• **MATERIAL FOR THIS EXERCISE**
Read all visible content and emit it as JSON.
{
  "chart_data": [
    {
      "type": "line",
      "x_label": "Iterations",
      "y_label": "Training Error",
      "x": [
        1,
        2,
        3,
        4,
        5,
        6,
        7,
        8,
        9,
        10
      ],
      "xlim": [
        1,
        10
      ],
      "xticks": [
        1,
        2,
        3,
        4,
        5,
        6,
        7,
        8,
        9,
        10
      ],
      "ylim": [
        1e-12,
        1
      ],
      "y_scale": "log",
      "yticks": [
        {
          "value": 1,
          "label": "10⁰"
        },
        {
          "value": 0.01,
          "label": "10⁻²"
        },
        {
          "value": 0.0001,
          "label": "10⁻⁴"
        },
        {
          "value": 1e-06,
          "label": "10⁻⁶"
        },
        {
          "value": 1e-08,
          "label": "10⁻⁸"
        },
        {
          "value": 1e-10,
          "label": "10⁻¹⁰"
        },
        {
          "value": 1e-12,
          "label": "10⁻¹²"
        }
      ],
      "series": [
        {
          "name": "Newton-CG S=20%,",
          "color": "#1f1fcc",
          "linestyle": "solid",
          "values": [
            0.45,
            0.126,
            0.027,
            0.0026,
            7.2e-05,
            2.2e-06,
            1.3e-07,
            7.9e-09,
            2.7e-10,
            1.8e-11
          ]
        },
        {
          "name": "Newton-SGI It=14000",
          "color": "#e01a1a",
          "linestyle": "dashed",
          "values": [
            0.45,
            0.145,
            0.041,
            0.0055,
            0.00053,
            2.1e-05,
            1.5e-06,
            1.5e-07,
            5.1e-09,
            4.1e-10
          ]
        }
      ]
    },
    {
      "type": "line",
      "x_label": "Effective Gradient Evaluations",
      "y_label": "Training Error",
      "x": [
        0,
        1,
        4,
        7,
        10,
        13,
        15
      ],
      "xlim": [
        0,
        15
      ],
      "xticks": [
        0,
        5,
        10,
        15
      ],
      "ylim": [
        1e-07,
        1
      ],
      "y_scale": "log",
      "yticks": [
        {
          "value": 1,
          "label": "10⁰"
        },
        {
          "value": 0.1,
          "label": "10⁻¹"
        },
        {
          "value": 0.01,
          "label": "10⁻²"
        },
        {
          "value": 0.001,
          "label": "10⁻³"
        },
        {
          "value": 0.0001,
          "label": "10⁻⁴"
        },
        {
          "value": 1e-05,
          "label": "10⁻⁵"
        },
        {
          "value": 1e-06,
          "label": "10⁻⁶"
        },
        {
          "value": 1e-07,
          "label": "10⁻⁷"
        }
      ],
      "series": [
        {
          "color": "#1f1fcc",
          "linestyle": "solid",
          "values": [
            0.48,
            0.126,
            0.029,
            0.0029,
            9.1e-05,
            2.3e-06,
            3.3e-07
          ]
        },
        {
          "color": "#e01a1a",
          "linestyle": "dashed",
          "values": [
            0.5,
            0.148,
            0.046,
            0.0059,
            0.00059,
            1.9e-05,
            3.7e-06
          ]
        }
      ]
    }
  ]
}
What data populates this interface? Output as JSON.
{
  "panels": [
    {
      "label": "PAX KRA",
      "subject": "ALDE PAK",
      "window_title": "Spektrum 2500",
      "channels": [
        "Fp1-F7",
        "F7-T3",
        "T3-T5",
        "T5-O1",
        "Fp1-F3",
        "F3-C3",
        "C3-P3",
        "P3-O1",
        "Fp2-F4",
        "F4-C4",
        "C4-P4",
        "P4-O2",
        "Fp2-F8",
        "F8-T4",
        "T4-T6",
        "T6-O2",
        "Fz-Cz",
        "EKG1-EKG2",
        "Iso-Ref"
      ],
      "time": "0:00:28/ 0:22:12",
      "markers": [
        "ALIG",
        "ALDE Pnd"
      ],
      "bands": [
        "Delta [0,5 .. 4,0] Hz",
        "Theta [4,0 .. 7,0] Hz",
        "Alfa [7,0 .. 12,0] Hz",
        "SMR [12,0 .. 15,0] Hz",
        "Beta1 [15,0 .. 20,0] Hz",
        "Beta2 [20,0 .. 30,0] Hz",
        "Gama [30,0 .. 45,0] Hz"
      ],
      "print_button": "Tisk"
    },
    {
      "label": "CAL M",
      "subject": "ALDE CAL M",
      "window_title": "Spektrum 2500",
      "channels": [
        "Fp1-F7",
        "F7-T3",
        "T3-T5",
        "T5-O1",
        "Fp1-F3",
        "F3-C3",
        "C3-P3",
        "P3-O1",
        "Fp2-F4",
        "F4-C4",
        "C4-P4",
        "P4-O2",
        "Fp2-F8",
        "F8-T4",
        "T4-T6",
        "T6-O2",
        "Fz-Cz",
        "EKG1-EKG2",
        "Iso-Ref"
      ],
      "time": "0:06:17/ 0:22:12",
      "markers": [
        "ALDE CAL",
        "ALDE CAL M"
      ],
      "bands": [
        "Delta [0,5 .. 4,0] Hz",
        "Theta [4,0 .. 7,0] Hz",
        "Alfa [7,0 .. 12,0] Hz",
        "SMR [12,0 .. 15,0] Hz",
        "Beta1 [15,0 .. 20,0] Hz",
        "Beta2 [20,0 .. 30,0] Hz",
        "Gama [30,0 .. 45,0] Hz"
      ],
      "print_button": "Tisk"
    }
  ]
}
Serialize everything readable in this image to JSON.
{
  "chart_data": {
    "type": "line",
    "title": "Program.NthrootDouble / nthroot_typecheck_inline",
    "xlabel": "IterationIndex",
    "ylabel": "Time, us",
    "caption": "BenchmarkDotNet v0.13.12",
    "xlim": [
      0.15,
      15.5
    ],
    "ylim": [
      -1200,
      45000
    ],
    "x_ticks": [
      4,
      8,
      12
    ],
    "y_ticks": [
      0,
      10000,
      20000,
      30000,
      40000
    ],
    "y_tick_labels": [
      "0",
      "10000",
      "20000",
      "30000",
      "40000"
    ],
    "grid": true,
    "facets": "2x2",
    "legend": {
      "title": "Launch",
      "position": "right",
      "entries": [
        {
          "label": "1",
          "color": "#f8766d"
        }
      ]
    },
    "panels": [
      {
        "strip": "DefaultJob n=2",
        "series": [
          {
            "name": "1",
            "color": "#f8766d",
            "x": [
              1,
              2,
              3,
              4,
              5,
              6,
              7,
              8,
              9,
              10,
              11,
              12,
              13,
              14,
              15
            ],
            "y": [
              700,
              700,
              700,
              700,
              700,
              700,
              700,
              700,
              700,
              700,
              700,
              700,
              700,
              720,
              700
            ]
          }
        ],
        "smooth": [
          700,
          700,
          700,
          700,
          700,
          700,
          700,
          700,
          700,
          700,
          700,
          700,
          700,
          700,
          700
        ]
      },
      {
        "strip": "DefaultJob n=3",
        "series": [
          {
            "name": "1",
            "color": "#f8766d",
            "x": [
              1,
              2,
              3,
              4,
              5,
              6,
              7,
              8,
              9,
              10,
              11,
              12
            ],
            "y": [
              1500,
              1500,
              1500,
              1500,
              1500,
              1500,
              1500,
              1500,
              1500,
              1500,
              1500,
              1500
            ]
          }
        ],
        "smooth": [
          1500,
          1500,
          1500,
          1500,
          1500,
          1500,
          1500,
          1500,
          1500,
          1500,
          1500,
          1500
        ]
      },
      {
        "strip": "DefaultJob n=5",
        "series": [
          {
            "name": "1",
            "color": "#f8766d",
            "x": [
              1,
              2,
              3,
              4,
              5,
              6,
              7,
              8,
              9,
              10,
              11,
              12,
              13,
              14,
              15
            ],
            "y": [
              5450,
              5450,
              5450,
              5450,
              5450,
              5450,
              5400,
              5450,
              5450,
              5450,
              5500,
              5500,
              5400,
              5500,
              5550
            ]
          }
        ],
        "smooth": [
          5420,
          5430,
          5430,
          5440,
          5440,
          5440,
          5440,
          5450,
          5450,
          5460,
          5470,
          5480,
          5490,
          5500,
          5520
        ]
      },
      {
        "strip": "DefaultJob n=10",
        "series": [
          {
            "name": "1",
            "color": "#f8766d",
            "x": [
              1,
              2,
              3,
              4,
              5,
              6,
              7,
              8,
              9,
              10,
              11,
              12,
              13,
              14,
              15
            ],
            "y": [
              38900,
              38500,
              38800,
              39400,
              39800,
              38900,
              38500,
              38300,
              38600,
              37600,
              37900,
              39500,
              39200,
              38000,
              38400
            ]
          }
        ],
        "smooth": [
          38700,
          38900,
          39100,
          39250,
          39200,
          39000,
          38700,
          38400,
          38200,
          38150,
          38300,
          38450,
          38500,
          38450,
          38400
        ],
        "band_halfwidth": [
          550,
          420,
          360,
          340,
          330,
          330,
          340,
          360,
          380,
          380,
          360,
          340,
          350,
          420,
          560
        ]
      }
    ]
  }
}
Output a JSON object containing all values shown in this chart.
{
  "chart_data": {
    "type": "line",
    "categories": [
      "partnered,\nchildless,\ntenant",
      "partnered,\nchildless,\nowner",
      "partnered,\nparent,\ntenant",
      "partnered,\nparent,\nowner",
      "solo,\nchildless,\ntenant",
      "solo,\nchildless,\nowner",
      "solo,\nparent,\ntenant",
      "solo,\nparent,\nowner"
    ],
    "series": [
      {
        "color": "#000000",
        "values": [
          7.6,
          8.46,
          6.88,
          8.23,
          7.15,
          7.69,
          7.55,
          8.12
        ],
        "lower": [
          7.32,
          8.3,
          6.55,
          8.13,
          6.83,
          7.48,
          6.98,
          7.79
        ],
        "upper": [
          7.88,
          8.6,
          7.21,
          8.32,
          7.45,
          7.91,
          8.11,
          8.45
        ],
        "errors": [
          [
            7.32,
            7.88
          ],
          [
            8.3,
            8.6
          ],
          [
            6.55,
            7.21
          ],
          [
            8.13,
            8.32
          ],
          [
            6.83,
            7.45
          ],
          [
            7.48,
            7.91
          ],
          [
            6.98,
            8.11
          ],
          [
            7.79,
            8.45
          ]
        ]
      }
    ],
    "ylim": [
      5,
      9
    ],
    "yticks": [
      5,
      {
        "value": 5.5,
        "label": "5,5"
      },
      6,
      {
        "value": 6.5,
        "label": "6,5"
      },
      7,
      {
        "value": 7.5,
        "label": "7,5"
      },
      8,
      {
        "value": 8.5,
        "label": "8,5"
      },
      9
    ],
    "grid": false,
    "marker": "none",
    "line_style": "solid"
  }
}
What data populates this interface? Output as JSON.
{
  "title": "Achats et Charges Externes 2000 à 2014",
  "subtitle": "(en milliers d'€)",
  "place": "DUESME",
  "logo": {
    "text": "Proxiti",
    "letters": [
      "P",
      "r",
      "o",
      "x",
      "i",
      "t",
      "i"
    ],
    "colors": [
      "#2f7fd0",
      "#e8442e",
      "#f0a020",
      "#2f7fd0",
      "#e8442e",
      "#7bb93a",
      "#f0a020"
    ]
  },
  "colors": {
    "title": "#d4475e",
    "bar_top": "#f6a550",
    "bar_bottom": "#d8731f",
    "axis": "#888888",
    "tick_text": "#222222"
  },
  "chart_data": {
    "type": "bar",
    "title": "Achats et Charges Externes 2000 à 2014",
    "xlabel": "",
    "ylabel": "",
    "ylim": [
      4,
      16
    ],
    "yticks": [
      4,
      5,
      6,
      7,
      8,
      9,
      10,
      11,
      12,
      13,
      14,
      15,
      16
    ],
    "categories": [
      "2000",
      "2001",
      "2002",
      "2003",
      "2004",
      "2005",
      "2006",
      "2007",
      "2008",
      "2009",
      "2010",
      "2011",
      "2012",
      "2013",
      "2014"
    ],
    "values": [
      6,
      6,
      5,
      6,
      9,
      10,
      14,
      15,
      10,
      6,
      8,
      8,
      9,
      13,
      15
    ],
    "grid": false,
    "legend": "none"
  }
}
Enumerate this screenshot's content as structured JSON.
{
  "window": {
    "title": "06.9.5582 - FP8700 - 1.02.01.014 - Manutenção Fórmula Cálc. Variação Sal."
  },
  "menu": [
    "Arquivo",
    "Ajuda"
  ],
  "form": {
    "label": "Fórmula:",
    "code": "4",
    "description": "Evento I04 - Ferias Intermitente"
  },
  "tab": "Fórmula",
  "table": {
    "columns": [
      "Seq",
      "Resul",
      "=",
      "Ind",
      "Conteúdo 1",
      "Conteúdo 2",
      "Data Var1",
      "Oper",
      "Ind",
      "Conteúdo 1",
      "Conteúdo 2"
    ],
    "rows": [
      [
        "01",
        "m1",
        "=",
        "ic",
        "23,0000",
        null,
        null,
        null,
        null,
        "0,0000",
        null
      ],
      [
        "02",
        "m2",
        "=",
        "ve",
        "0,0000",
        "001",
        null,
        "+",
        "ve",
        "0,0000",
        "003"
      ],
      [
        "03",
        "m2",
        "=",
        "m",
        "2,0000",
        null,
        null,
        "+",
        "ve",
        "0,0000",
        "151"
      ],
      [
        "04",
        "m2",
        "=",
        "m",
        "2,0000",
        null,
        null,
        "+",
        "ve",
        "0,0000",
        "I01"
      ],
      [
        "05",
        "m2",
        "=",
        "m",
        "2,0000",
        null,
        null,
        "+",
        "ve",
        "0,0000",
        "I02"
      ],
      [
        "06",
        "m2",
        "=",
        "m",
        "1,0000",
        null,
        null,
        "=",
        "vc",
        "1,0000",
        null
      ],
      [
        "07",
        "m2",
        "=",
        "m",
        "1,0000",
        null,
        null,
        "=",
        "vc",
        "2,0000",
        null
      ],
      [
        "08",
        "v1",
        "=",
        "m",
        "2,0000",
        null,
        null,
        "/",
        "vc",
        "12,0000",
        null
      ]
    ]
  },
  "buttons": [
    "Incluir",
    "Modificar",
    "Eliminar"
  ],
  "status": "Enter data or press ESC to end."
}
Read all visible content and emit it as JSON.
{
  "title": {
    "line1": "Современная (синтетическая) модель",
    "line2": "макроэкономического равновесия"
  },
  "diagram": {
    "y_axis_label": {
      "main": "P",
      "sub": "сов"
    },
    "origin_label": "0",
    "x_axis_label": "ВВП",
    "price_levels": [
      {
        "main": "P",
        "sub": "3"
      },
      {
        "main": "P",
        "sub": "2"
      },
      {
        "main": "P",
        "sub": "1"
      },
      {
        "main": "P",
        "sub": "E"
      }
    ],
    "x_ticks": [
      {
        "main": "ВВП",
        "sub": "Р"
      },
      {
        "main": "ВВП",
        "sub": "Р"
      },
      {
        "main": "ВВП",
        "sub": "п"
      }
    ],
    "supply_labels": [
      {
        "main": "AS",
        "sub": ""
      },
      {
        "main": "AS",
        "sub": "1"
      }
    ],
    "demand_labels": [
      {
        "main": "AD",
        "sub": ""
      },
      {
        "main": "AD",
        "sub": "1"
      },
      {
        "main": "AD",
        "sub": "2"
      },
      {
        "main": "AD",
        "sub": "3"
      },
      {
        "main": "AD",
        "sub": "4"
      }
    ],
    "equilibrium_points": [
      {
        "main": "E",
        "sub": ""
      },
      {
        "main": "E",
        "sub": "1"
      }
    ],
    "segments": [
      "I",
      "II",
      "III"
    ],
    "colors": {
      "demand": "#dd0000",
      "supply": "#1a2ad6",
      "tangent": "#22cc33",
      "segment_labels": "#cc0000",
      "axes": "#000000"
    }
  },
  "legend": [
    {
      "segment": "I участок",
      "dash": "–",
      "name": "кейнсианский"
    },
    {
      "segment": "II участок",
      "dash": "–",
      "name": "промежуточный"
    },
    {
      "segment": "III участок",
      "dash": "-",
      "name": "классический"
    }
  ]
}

• **OBJECTIVE**
Check each line of the records above for the string "solo", and report every line that has it.

• **RESPONSE TO THE TASK**
      "solo,\nchildless,\ntenant",
      "solo,\nchildless,\nowner",
      "solo,\nparent,\ntenant",
      "solo,\nparent,\nowner"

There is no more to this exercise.